• PROBLEM STATEMENT: Exact repetition of every entry is required.

Entries with figure data
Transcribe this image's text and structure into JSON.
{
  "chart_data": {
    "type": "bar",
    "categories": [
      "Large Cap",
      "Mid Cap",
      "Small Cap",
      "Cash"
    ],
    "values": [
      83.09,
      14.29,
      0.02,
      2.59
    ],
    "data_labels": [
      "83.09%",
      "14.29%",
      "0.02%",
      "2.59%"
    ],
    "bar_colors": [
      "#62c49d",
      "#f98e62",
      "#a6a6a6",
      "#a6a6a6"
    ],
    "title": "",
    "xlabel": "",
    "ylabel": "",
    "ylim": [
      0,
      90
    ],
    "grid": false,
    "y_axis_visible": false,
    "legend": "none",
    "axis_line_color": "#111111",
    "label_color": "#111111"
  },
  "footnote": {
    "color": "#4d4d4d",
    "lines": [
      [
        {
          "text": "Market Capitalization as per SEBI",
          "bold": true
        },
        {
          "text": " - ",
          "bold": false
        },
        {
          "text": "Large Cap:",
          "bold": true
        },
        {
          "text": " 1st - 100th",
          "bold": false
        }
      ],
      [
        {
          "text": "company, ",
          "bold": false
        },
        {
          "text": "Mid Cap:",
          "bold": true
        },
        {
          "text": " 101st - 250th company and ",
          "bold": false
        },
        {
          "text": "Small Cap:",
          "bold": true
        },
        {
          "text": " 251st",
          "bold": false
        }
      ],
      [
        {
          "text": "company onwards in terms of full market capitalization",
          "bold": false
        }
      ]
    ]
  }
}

• ANSWER TO THIS TASK:
Transcribe this image's text and structure into JSON.
{
  "chart_data": {
    "type": "bar",
    "categories": [
      "Large Cap",
      "Mid Cap",
      "Small Cap",
      "Cash"
    ],
    "values": [
      83.09,
      14.29,
      0.02,
      2.59
    ],
    "data_labels": [
      "83.09%",
      "14.29%",
      "0.02%",
      "2.59%"
    ],
    "bar_colors": [
      "#62c49d",
      "#f98e62",
      "#a6a6a6",
      "#a6a6a6"
    ],
    "title": "",
    "xlabel": "",
    "ylabel": "",
    "ylim": [
      0,
      90
    ],
    "grid": false,
    "y_axis_visible": false,
    "legend": "none",
    "axis_line_color": "#111111",
    "label_color": "#111111"
  },
  "footnote": {
    "color": "#4d4d4d",
    "lines": [
      [
        {
          "text": "Market Capitalization as per SEBI",
          "bold": true
        },
        {
          "text": " - ",
          "bold": false
        },
        {
          "text": "Large Cap:",
          "bold": true
        },
        {
          "text": " 1st - 100th",
          "bold": false
        }
      ],
      [
        {
          "text": "company, ",
          "bold": false
        },
        {
          "text": "Mid Cap:",
          "bold": true
        },
        {
          "text": " 101st - 250th company and ",
          "bold": false
        },
        {
          "text": "Small Cap:",
          "bold": true
        },
        {
          "text": " 251st",
          "bold": false
        }
      ],
      [
        {
          "text": "company onwards in terms of full market capitalization",
          "bold": false
        }
      ]
    ]
  }
}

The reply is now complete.